Goal:
Copy all lines in which the word "施工平面布置图" can be found.

___

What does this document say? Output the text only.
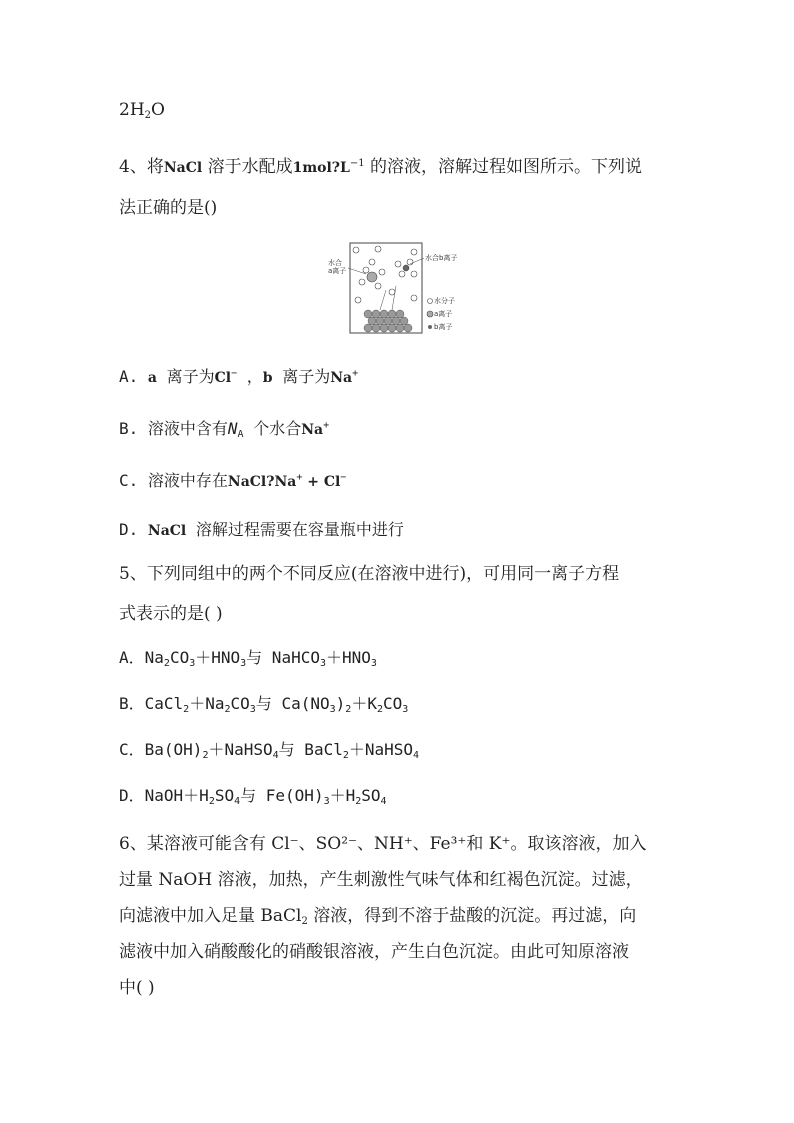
$2H_2O$
4、将NaCl 溶于水配成$1mol?L^{-1}$ 的溶液，溶解过程如图所示。下列说
法正确的是()
水合
a离子
水合b离子
水分子
a离子
b离子
A. a 离子为Cl− ，b 离子为Na+
B. 溶液中含有$N_A$ 个水合Na+
C. 溶液中存在NaCl?Na+ + Cl−
D. NaCl 溶解过程需要在容量瓶中进行
5、下列同组中的两个不同反应(在溶液中进行)，可用同一离子方程
式表示的是( )
A．$Na_2CO_3+HNO_3$与 $NaHCO_3+HNO_3$
B．$CaCl_2+Na_2CO_3$与 $Ca(NO_3)_2+K_2CO_3$
C．$Ba(OH)_2+NaHSO_4$与 BaCl$_2$＋NaHSO$_4$
D．$NaOH+H_2SO_4$与 $Fe(OH)_3+H_2SO_4$
6、某溶液可能含有 Cl⁻、SO²⁻、NH⁺、Fe³⁺和 K⁺。取该溶液，加入
过量 NaOH 溶液，加热，产生刺激性气味气体和红褐色沉淀。过滤，
向滤液中加入足量 BaCl$_2$ 溶液，得到不溶于盐酸的沉淀。再过滤，向
滤液中加入硝酸酸化的硝酸银溶液，产生白色沉淀。由此可知原溶液
中( )
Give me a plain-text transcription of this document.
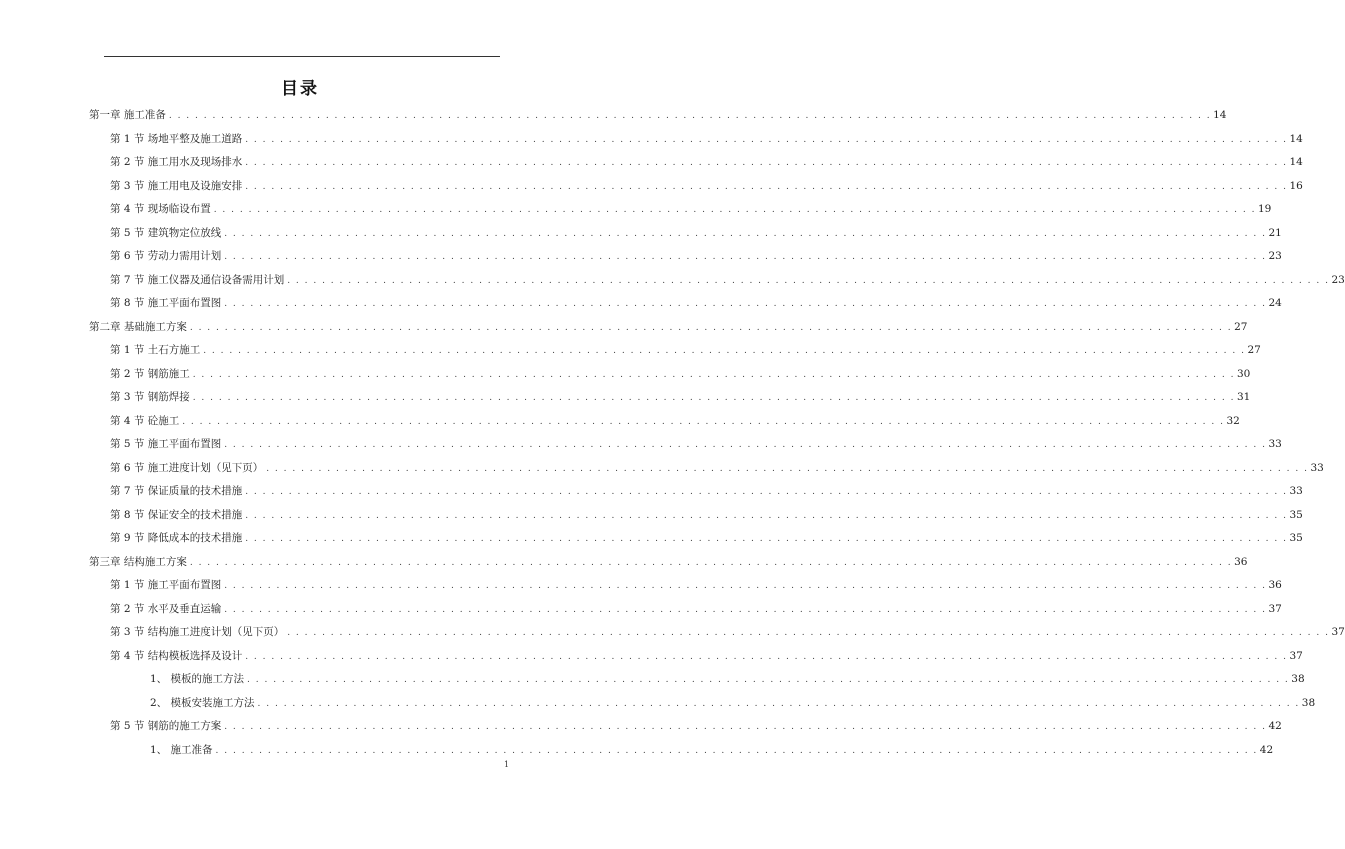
目录
第一章 施工准备 . . . . . . . . . . . . . . . . . . . . . . . . . . . . . . . . . . . . . . . . . . . . . . . . . . . . . . . . . . . . . . . . . . . . . . . . . . . . . . . . . . . . . . . . . . . . . . . . . . . . . . . . . . . . . . . . . . . . . . . . 14
第 1 节 场地平整及施工道路 . . . . . . . . . . . . . . . . . . . . . . . . . . . . . . . . . . . . . . . . . . . . . . . . . . . . . . . . . . . . . . . . . . . . . . . . . . . . . . . . . . . . . . . . . . . . . . . . . . . . . . . . . . . . . . . . . . . . . . . . 14
第 2 节 施工用水及现场排水 . . . . . . . . . . . . . . . . . . . . . . . . . . . . . . . . . . . . . . . . . . . . . . . . . . . . . . . . . . . . . . . . . . . . . . . . . . . . . . . . . . . . . . . . . . . . . . . . . . . . . . . . . . . . . . . . . . . . . . . . 14
第 3 节 施工用电及设施安排 . . . . . . . . . . . . . . . . . . . . . . . . . . . . . . . . . . . . . . . . . . . . . . . . . . . . . . . . . . . . . . . . . . . . . . . . . . . . . . . . . . . . . . . . . . . . . . . . . . . . . . . . . . . . . . . . . . . . . . . . 16
第 4 节 现场临设布置 . . . . . . . . . . . . . . . . . . . . . . . . . . . . . . . . . . . . . . . . . . . . . . . . . . . . . . . . . . . . . . . . . . . . . . . . . . . . . . . . . . . . . . . . . . . . . . . . . . . . . . . . . . . . . . . . . . . . . . . . 19
第 5 节 建筑物定位放线 . . . . . . . . . . . . . . . . . . . . . . . . . . . . . . . . . . . . . . . . . . . . . . . . . . . . . . . . . . . . . . . . . . . . . . . . . . . . . . . . . . . . . . . . . . . . . . . . . . . . . . . . . . . . . . . . . . . . . . . . 21
第 6 节 劳动力需用计划 . . . . . . . . . . . . . . . . . . . . . . . . . . . . . . . . . . . . . . . . . . . . . . . . . . . . . . . . . . . . . . . . . . . . . . . . . . . . . . . . . . . . . . . . . . . . . . . . . . . . . . . . . . . . . . . . . . . . . . . . 23
第 7 节 施工仪器及通信设备需用计划 . . . . . . . . . . . . . . . . . . . . . . . . . . . . . . . . . . . . . . . . . . . . . . . . . . . . . . . . . . . . . . . . . . . . . . . . . . . . . . . . . . . . . . . . . . . . . . . . . . . . . . . . . . . . . . . . . . . . . . . . 23
第 8 节 施工平面布置图 . . . . . . . . . . . . . . . . . . . . . . . . . . . . . . . . . . . . . . . . . . . . . . . . . . . . . . . . . . . . . . . . . . . . . . . . . . . . . . . . . . . . . . . . . . . . . . . . . . . . . . . . . . . . . . . . . . . . . . . . 24
第二章 基础施工方案 . . . . . . . . . . . . . . . . . . . . . . . . . . . . . . . . . . . . . . . . . . . . . . . . . . . . . . . . . . . . . . . . . . . . . . . . . . . . . . . . . . . . . . . . . . . . . . . . . . . . . . . . . . . . . . . . . . . . . . . . 27
第 1 节 土石方施工 . . . . . . . . . . . . . . . . . . . . . . . . . . . . . . . . . . . . . . . . . . . . . . . . . . . . . . . . . . . . . . . . . . . . . . . . . . . . . . . . . . . . . . . . . . . . . . . . . . . . . . . . . . . . . . . . . . . . . . . . 27
第 2 节 钢筋施工 . . . . . . . . . . . . . . . . . . . . . . . . . . . . . . . . . . . . . . . . . . . . . . . . . . . . . . . . . . . . . . . . . . . . . . . . . . . . . . . . . . . . . . . . . . . . . . . . . . . . . . . . . . . . . . . . . . . . . . . . 30
第 3 节 钢筋焊接 . . . . . . . . . . . . . . . . . . . . . . . . . . . . . . . . . . . . . . . . . . . . . . . . . . . . . . . . . . . . . . . . . . . . . . . . . . . . . . . . . . . . . . . . . . . . . . . . . . . . . . . . . . . . . . . . . . . . . . . . 31
第 4 节 砼施工 . . . . . . . . . . . . . . . . . . . . . . . . . . . . . . . . . . . . . . . . . . . . . . . . . . . . . . . . . . . . . . . . . . . . . . . . . . . . . . . . . . . . . . . . . . . . . . . . . . . . . . . . . . . . . . . . . . . . . . . . 32
第 5 节 施工平面布置图 . . . . . . . . . . . . . . . . . . . . . . . . . . . . . . . . . . . . . . . . . . . . . . . . . . . . . . . . . . . . . . . . . . . . . . . . . . . . . . . . . . . . . . . . . . . . . . . . . . . . . . . . . . . . . . . . . . . . . . . . 33
第 6 节 施工进度计划（见下页） . . . . . . . . . . . . . . . . . . . . . . . . . . . . . . . . . . . . . . . . . . . . . . . . . . . . . . . . . . . . . . . . . . . . . . . . . . . . . . . . . . . . . . . . . . . . . . . . . . . . . . . . . . . . . . . . . . . . . . . . 33
第 7 节 保证质量的技术措施 . . . . . . . . . . . . . . . . . . . . . . . . . . . . . . . . . . . . . . . . . . . . . . . . . . . . . . . . . . . . . . . . . . . . . . . . . . . . . . . . . . . . . . . . . . . . . . . . . . . . . . . . . . . . . . . . . . . . . . . . 33
第 8 节 保证安全的技术措施 . . . . . . . . . . . . . . . . . . . . . . . . . . . . . . . . . . . . . . . . . . . . . . . . . . . . . . . . . . . . . . . . . . . . . . . . . . . . . . . . . . . . . . . . . . . . . . . . . . . . . . . . . . . . . . . . . . . . . . . . 35
第 9 节 降低成本的技术措施 . . . . . . . . . . . . . . . . . . . . . . . . . . . . . . . . . . . . . . . . . . . . . . . . . . . . . . . . . . . . . . . . . . . . . . . . . . . . . . . . . . . . . . . . . . . . . . . . . . . . . . . . . . . . . . . . . . . . . . . . 35
第三章 结构施工方案 . . . . . . . . . . . . . . . . . . . . . . . . . . . . . . . . . . . . . . . . . . . . . . . . . . . . . . . . . . . . . . . . . . . . . . . . . . . . . . . . . . . . . . . . . . . . . . . . . . . . . . . . . . . . . . . . . . . . . . . . 36
第 1 节 施工平面布置图 . . . . . . . . . . . . . . . . . . . . . . . . . . . . . . . . . . . . . . . . . . . . . . . . . . . . . . . . . . . . . . . . . . . . . . . . . . . . . . . . . . . . . . . . . . . . . . . . . . . . . . . . . . . . . . . . . . . . . . . . 36
第 2 节 水平及垂直运输 . . . . . . . . . . . . . . . . . . . . . . . . . . . . . . . . . . . . . . . . . . . . . . . . . . . . . . . . . . . . . . . . . . . . . . . . . . . . . . . . . . . . . . . . . . . . . . . . . . . . . . . . . . . . . . . . . . . . . . . . 37
第 3 节 结构施工进度计划（见下页） . . . . . . . . . . . . . . . . . . . . . . . . . . . . . . . . . . . . . . . . . . . . . . . . . . . . . . . . . . . . . . . . . . . . . . . . . . . . . . . . . . . . . . . . . . . . . . . . . . . . . . . . . . . . . . . . . . . . . . . . 37
第 4 节 结构模板选择及设计 . . . . . . . . . . . . . . . . . . . . . . . . . . . . . . . . . . . . . . . . . . . . . . . . . . . . . . . . . . . . . . . . . . . . . . . . . . . . . . . . . . . . . . . . . . . . . . . . . . . . . . . . . . . . . . . . . . . . . . . . 37
1、 模板的施工方法 . . . . . . . . . . . . . . . . . . . . . . . . . . . . . . . . . . . . . . . . . . . . . . . . . . . . . . . . . . . . . . . . . . . . . . . . . . . . . . . . . . . . . . . . . . . . . . . . . . . . . . . . . . . . . . . . . . . . . . . . 38
2、 模板安装施工方法 . . . . . . . . . . . . . . . . . . . . . . . . . . . . . . . . . . . . . . . . . . . . . . . . . . . . . . . . . . . . . . . . . . . . . . . . . . . . . . . . . . . . . . . . . . . . . . . . . . . . . . . . . . . . . . . . . . . . . . . . 38
第 5 节 钢筋的施工方案 . . . . . . . . . . . . . . . . . . . . . . . . . . . . . . . . . . . . . . . . . . . . . . . . . . . . . . . . . . . . . . . . . . . . . . . . . . . . . . . . . . . . . . . . . . . . . . . . . . . . . . . . . . . . . . . . . . . . . . . . 42
1、 施工准备 . . . . . . . . . . . . . . . . . . . . . . . . . . . . . . . . . . . . . . . . . . . . . . . . . . . . . . . . . . . . . . . . . . . . . . . . . . . . . . . . . . . . . . . . . . . . . . . . . . . . . . . . . . . . . . . . . . . . . . . . 42
1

___

The reply:
第 8 节 施工平面布置图 . . . . . . . . . . . . . . . . . . . . . . . . . . . . . . . . . . . . . . . . . . . . . . . . . . . . . . . . . . . . . . . . . . . . . . . . . . . . . . . . . . . . . . . . . . . . . . . . . . . . . . . . . . . . . . . . . . . . . . . . 24
第 5 节 施工平面布置图 . . . . . . . . . . . . . . . . . . . . . . . . . . . . . . . . . . . . . . . . . . . . . . . . . . . . . . . . . . . . . . . . . . . . . . . . . . . . . . . . . . . . . . . . . . . . . . . . . . . . . . . . . . . . . . . . . . . . . . . . 33
第 1 节 施工平面布置图 . . . . . . . . . . . . . . . . . . . . . . . . . . . . . . . . . . . . . . . . . . . . . . . . . . . . . . . . . . . . . . . . . . . . . . . . . . . . . . . . . . . . . . . . . . . . . . . . . . . . . . . . . . . . . . . . . . . . . . . . 36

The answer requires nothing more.